> **About this exercise**
Retype all the records with nothing changed.

> **Study material**
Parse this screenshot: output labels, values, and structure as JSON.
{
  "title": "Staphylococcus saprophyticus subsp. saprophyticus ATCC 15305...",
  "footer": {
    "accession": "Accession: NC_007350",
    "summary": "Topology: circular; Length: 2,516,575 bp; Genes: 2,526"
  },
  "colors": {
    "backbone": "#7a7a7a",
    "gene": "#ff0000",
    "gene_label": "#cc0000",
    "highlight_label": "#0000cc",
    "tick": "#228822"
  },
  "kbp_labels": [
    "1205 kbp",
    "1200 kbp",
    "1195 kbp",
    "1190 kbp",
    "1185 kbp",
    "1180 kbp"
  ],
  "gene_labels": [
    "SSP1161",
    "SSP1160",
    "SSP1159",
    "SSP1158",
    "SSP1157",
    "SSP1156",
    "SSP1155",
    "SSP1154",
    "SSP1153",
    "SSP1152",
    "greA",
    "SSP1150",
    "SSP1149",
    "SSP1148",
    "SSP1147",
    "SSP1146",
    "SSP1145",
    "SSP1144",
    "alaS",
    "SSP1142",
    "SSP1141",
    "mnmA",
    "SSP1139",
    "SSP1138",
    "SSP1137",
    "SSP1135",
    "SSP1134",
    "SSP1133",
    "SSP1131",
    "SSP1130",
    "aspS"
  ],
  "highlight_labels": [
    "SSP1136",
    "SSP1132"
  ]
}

> **Solved exercise**
Parse this screenshot: output labels, values, and structure as JSON.
{
  "title": "Staphylococcus saprophyticus subsp. saprophyticus ATCC 15305...",
  "footer": {
    "accession": "Accession: NC_007350",
    "summary": "Topology: circular; Length: 2,516,575 bp; Genes: 2,526"
  },
  "colors": {
    "backbone": "#7a7a7a",
    "gene": "#ff0000",
    "gene_label": "#cc0000",
    "highlight_label": "#0000cc",
    "tick": "#228822"
  },
  "kbp_labels": [
    "1205 kbp",
    "1200 kbp",
    "1195 kbp",
    "1190 kbp",
    "1185 kbp",
    "1180 kbp"
  ],
  "gene_labels": [
    "SSP1161",
    "SSP1160",
    "SSP1159",
    "SSP1158",
    "SSP1157",
    "SSP1156",
    "SSP1155",
    "SSP1154",
    "SSP1153",
    "SSP1152",
    "greA",
    "SSP1150",
    "SSP1149",
    "SSP1148",
    "SSP1147",
    "SSP1146",
    "SSP1145",
    "SSP1144",
    "alaS",
    "SSP1142",
    "SSP1141",
    "mnmA",
    "SSP1139",
    "SSP1138",
    "SSP1137",
    "SSP1135",
    "SSP1134",
    "SSP1133",
    "SSP1131",
    "SSP1130",
    "aspS"
  ],
  "highlight_labels": [
    "SSP1136",
    "SSP1132"
  ]
}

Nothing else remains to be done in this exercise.